◆ **Stated problem**
Lay out the items below as a Markdown table with the columns Row and Line, skipping blank lines. Begin at the first line of the items and stop after the line that contains "legend: 8.5 μm".

◆ **Element placement data**

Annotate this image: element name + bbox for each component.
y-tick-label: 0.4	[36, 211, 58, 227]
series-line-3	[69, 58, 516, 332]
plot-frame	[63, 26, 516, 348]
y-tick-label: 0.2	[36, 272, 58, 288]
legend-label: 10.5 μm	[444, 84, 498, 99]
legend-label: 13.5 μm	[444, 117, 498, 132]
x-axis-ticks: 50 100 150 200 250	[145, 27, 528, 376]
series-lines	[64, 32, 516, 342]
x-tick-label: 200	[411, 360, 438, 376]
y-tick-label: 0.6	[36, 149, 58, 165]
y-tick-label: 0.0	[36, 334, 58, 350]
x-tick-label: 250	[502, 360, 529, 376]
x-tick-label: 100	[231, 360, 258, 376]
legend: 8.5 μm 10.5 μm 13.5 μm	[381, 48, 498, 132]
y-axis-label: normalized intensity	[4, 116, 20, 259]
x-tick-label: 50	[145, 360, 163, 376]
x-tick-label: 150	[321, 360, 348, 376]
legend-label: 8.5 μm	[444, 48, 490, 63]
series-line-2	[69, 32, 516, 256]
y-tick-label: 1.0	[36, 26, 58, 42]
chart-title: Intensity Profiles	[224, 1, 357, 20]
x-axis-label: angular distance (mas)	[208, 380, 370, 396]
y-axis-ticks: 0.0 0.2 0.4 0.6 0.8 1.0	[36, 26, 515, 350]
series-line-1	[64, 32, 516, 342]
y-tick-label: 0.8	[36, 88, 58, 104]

◆ **Solution for this task**
| Row | Line |
|---|---|
| 1 | Annotate this image: element name + bbox for each component. |
| 2 | y-tick-label: 0.4	[36, 211, 58, 227] |
| 3 | series-line-3	[69, 58, 516, 332] |
| 4 | plot-frame	[63, 26, 516, 348] |
| 5 | y-tick-label: 0.2	[36, 272, 58, 288] |
| 6 | legend-label: 10.5 μm	[444, 84, 498, 99] |
| 7 | legend-label: 13.5 μm	[444, 117, 498, 132] |
| 8 | x-axis-ticks: 50 100 150 200 250	[145, 27, 528, 376] |
| 9 | series-lines	[64, 32, 516, 342] |
| 10 | x-tick-label: 200	[411, 360, 438, 376] |
| 11 | y-tick-label: 0.6	[36, 149, 58, 165] |
| 12 | y-tick-label: 0.0	[36, 334, 58, 350] |
| 13 | x-tick-label: 250	[502, 360, 529, 376] |
| 14 | x-tick-label: 100	[231, 360, 258, 376] |
| 15 | legend: 8.5 μm 10.5 μm 13.5 μm	[381, 48, 498, 132] |